Identify the lines that contain the word "внеплановые" and copy each one.

Data listing:
------------------------

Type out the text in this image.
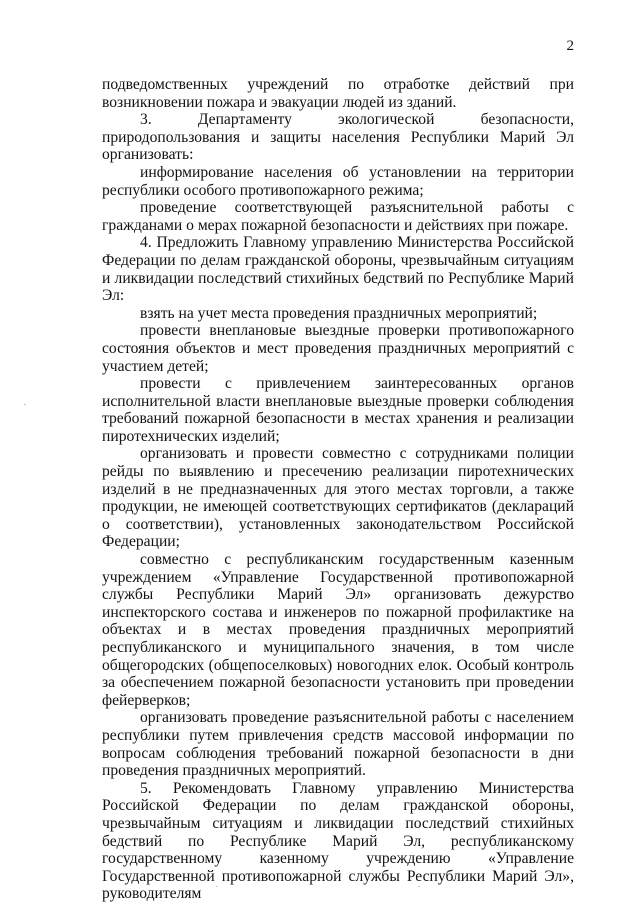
2

подведомственных учреждений по отработке действий при возникновении пожара и эвакуации людей из зданий.

3. Департаменту экологической безопасности, природопользования и защиты населения Республики Марий Эл организовать:

информирование населения об установлении на территории республики особого противопожарного режима;

проведение соответствующей разъяснительной работы с гражданами о мерах пожарной безопасности и действиях при пожаре.

4. Предложить Главному управлению Министерства Российской Федерации по делам гражданской обороны, чрезвычайным ситуациям и ликвидации последствий стихийных бедствий по Республике Марий Эл:

взять на учет места проведения праздничных мероприятий;

провести внеплановые выездные проверки противопожарного состояния объектов и мест проведения праздничных мероприятий с участием детей;

провести с привлечением заинтересованных органов исполнительной власти внеплановые выездные проверки соблюдения требований пожарной безопасности в местах хранения и реализации пиротехнических изделий;

организовать и провести совместно с сотрудниками полиции рейды по выявлению и пресечению реализации пиротехнических изделий в не предназначенных для этого местах торговли, а также продукции, не имеющей соответствующих сертификатов (деклараций о соответствии), установленных законодательством Российской Федерации;

совместно с республиканским государственным казенным учреждением «Управление Государственной противопожарной службы Республики Марий Эл» организовать дежурство инспекторского состава и инженеров по пожарной профилактике на объектах и в местах проведения праздничных мероприятий республиканского и муниципального значения, в том числе общегородских (общепоселковых) новогодних елок. Особый контроль за обеспечением пожарной безопасности установить при проведении фейерверков;

организовать проведение разъяснительной работы с населением республики путем привлечения средств массовой информации по вопросам соблюдения требований пожарной безопасности в дни проведения праздничных мероприятий.

5. Рекомендовать Главному управлению Министерства Российской Федерации по делам гражданской обороны, чрезвычайным ситуациям и ликвидации последствий стихийных бедствий по Республике Марий Эл, республиканскому государственному казенному учреждению «Управление Государственной противопожарной службы Республики Марий Эл», руководителям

------------------------

* [RESULT OF THIS TASK]:
провести внеплановые выездные проверки противопожарного состояния объектов и мест проведения праздничных мероприятий с участием детей;
провести с привлечением заинтересованных органов исполнительной власти внеплановые выездные проверки соблюдения требований пожарной безопасности в местах хранения и реализации пиротехнических изделий;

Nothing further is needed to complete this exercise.